Task directions
Your task is to output the entries below word for word.

Data records
<<<<
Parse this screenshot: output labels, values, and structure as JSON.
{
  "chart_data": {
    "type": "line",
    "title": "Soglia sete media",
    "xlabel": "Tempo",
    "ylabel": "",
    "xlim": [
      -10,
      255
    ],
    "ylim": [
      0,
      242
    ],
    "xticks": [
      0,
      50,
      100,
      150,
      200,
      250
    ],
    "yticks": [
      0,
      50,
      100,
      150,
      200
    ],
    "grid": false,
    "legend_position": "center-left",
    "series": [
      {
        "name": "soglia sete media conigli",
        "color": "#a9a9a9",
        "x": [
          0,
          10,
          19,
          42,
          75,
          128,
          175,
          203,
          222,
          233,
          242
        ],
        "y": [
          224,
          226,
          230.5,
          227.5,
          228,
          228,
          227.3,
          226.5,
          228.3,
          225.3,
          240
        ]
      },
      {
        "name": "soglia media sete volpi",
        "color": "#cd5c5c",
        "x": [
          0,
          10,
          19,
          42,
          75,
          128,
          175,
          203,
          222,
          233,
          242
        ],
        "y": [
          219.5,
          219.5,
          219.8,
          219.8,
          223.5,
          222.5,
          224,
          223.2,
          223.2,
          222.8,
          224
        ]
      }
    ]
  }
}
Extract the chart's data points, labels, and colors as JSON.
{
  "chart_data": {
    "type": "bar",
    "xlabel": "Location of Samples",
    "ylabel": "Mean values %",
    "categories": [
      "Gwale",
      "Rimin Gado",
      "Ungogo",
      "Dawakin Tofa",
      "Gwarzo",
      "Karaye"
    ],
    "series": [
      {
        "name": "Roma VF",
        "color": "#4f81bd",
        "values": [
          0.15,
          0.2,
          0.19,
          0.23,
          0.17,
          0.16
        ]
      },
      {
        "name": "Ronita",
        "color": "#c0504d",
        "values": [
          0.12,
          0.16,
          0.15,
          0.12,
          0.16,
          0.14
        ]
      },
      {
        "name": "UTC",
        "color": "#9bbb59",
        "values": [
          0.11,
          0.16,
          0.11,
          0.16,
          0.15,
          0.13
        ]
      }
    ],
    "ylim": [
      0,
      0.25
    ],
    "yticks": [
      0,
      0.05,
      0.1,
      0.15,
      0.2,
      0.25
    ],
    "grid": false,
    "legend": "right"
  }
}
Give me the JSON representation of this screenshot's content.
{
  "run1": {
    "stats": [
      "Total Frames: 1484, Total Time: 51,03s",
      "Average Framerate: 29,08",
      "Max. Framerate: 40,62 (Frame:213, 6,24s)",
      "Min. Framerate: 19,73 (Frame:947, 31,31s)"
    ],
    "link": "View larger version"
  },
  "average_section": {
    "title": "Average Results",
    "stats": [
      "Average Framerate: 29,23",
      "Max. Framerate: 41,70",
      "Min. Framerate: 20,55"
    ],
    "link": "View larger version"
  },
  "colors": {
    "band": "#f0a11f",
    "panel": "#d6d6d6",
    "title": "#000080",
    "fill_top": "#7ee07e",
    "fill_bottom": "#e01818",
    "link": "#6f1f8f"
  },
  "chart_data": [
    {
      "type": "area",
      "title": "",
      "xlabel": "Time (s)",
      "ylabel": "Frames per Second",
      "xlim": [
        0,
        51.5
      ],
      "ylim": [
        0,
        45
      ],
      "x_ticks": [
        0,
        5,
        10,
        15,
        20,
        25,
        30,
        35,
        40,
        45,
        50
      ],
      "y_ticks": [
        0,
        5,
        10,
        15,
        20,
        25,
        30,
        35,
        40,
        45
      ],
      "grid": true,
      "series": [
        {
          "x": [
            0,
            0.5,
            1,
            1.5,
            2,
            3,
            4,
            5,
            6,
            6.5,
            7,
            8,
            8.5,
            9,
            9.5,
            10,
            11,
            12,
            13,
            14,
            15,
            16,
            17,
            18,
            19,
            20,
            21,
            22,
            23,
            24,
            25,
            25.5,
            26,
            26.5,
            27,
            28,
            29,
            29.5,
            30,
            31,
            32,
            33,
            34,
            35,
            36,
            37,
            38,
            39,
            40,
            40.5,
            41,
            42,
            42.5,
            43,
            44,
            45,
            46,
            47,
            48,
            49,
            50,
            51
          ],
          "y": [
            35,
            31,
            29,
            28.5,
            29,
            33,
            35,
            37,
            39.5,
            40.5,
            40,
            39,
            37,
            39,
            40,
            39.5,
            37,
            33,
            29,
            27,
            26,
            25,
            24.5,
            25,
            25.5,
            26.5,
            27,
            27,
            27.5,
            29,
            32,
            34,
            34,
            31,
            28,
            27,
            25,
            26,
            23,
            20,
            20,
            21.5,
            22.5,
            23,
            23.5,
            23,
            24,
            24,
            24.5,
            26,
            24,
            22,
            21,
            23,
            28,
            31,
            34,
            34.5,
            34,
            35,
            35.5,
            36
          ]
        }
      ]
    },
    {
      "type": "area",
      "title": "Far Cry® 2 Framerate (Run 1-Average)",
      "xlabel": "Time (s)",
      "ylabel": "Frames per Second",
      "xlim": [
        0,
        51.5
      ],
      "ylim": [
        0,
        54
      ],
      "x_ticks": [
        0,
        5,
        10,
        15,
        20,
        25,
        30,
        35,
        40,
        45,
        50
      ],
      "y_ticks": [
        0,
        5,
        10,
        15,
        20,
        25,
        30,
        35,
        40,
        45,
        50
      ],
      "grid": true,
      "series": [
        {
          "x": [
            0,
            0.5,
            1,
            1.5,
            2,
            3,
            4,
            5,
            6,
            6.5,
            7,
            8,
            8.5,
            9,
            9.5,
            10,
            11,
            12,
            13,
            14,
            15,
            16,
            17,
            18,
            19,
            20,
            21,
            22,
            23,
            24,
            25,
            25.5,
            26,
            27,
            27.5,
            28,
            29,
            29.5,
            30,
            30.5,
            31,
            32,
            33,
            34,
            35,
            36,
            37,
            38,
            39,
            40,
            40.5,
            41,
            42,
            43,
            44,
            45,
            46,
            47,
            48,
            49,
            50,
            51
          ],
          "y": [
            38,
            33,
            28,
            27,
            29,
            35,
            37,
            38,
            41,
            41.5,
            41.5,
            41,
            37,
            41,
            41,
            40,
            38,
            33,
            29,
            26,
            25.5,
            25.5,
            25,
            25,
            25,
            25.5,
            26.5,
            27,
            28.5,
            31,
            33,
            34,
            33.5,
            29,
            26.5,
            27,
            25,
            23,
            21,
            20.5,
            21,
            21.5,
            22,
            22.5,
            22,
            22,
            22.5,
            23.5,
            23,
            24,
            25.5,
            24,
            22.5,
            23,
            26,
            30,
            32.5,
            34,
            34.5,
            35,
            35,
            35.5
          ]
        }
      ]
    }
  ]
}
>>>>
Written response
Parse this screenshot: output labels, values, and structure as JSON.
{
  "chart_data": {
    "type": "line",
    "title": "Soglia sete media",
    "xlabel": "Tempo",
    "ylabel": "",
    "xlim": [
      -10,
      255
    ],
    "ylim": [
      0,
      242
    ],
    "xticks": [
      0,
      50,
      100,
      150,
      200,
      250
    ],
    "yticks": [
      0,
      50,
      100,
      150,
      200
    ],
    "grid": false,
    "legend_position": "center-left",
    "series": [
      {
        "name": "soglia sete media conigli",
        "color": "#a9a9a9",
        "x": [
          0,
          10,
          19,
          42,
          75,
          128,
          175,
          203,
          222,
          233,
          242
        ],
        "y": [
          224,
          226,
          230.5,
          227.5,
          228,
          228,
          227.3,
          226.5,
          228.3,
          225.3,
          240
        ]
      },
      {
        "name": "soglia media sete volpi",
        "color": "#cd5c5c",
        "x": [
          0,
          10,
          19,
          42,
          75,
          128,
          175,
          203,
          222,
          233,
          242
        ],
        "y": [
          219.5,
          219.5,
          219.8,
          219.8,
          223.5,
          222.5,
          224,
          223.2,
          223.2,
          222.8,
          224
        ]
      }
    ]
  }
}
Extract the chart's data points, labels, and colors as JSON.
{
  "chart_data": {
    "type": "bar",
    "xlabel": "Location of Samples",
    "ylabel": "Mean values %",
    "categories": [
      "Gwale",
      "Rimin Gado",
      "Ungogo",
      "Dawakin Tofa",
      "Gwarzo",
      "Karaye"
    ],
    "series": [
      {
        "name": "Roma VF",
        "color": "#4f81bd",
        "values": [
          0.15,
          0.2,
          0.19,
          0.23,
          0.17,
          0.16
        ]
      },
      {
        "name": "Ronita",
        "color": "#c0504d",
        "values": [
          0.12,
          0.16,
          0.15,
          0.12,
          0.16,
          0.14
        ]
      },
      {
        "name": "UTC",
        "color": "#9bbb59",
        "values": [
          0.11,
          0.16,
          0.11,
          0.16,
          0.15,
          0.13
        ]
      }
    ],
    "ylim": [
      0,
      0.25
    ],
    "yticks": [
      0,
      0.05,
      0.1,
      0.15,
      0.2,
      0.25
    ],
    "grid": false,
    "legend": "right"
  }
}
Give me the JSON representation of this screenshot's content.
{
  "run1": {
    "stats": [
      "Total Frames: 1484, Total Time: 51,03s",
      "Average Framerate: 29,08",
      "Max. Framerate: 40,62 (Frame:213, 6,24s)",
      "Min. Framerate: 19,73 (Frame:947, 31,31s)"
    ],
    "link": "View larger version"
  },
  "average_section": {
    "title": "Average Results",
    "stats": [
      "Average Framerate: 29,23",
      "Max. Framerate: 41,70",
      "Min. Framerate: 20,55"
    ],
    "link": "View larger version"
  },
  "colors": {
    "band": "#f0a11f",
    "panel": "#d6d6d6",
    "title": "#000080",
    "fill_top": "#7ee07e",
    "fill_bottom": "#e01818",
    "link": "#6f1f8f"
  },
  "chart_data": [
    {
      "type": "area",
      "title": "",
      "xlabel": "Time (s)",
      "ylabel": "Frames per Second",
      "xlim": [
        0,
        51.5
      ],
      "ylim": [
        0,
        45
      ],
      "x_ticks": [
        0,
        5,
        10,
        15,
        20,
        25,
        30,
        35,
        40,
        45,
        50
      ],
      "y_ticks": [
        0,
        5,
        10,
        15,
        20,
        25,
        30,
        35,
        40,
        45
      ],
      "grid": true,
      "series": [
        {
          "x": [
            0,
            0.5,
            1,
            1.5,
            2,
            3,
            4,
            5,
            6,
            6.5,
            7,
            8,
            8.5,
            9,
            9.5,
            10,
            11,
            12,
            13,
            14,
            15,
            16,
            17,
            18,
            19,
            20,
            21,
            22,
            23,
            24,
            25,
            25.5,
            26,
            26.5,
            27,
            28,
            29,
            29.5,
            30,
            31,
            32,
            33,
            34,
            35,
            36,
            37,
            38,
            39,
            40,
            40.5,
            41,
            42,
            42.5,
            43,
            44,
            45,
            46,
            47,
            48,
            49,
            50,
            51
          ],
          "y": [
            35,
            31,
            29,
            28.5,
            29,
            33,
            35,
            37,
            39.5,
            40.5,
            40,
            39,
            37,
            39,
            40,
            39.5,
            37,
            33,
            29,
            27,
            26,
            25,
            24.5,
            25,
            25.5,
            26.5,
            27,
            27,
            27.5,
            29,
            32,
            34,
            34,
            31,
            28,
            27,
            25,
            26,
            23,
            20,
            20,
            21.5,
            22.5,
            23,
            23.5,
            23,
            24,
            24,
            24.5,
            26,
            24,
            22,
            21,
            23,
            28,
            31,
            34,
            34.5,
            34,
            35,
            35.5,
            36
          ]
        }
      ]
    },
    {
      "type": "area",
      "title": "Far Cry® 2 Framerate (Run 1-Average)",
      "xlabel": "Time (s)",
      "ylabel": "Frames per Second",
      "xlim": [
        0,
        51.5
      ],
      "ylim": [
        0,
        54
      ],
      "x_ticks": [
        0,
        5,
        10,
        15,
        20,
        25,
        30,
        35,
        40,
        45,
        50
      ],
      "y_ticks": [
        0,
        5,
        10,
        15,
        20,
        25,
        30,
        35,
        40,
        45,
        50
      ],
      "grid": true,
      "series": [
        {
          "x": [
            0,
            0.5,
            1,
            1.5,
            2,
            3,
            4,
            5,
            6,
            6.5,
            7,
            8,
            8.5,
            9,
            9.5,
            10,
            11,
            12,
            13,
            14,
            15,
            16,
            17,
            18,
            19,
            20,
            21,
            22,
            23,
            24,
            25,
            25.5,
            26,
            27,
            27.5,
            28,
            29,
            29.5,
            30,
            30.5,
            31,
            32,
            33,
            34,
            35,
            36,
            37,
            38,
            39,
            40,
            40.5,
            41,
            42,
            43,
            44,
            45,
            46,
            47,
            48,
            49,
            50,
            51
          ],
          "y": [
            38,
            33,
            28,
            27,
            29,
            35,
            37,
            38,
            41,
            41.5,
            41.5,
            41,
            37,
            41,
            41,
            40,
            38,
            33,
            29,
            26,
            25.5,
            25.5,
            25,
            25,
            25,
            25.5,
            26.5,
            27,
            28.5,
            31,
            33,
            34,
            33.5,
            29,
            26.5,
            27,
            25,
            23,
            21,
            20.5,
            21,
            21.5,
            22,
            22.5,
            22,
            22,
            22.5,
            23.5,
            23,
            24,
            25.5,
            24,
            22.5,
            23,
            26,
            30,
            32.5,
            34,
            34.5,
            35,
            35,
            35.5
          ]
        }
      ]
    }
  ]
}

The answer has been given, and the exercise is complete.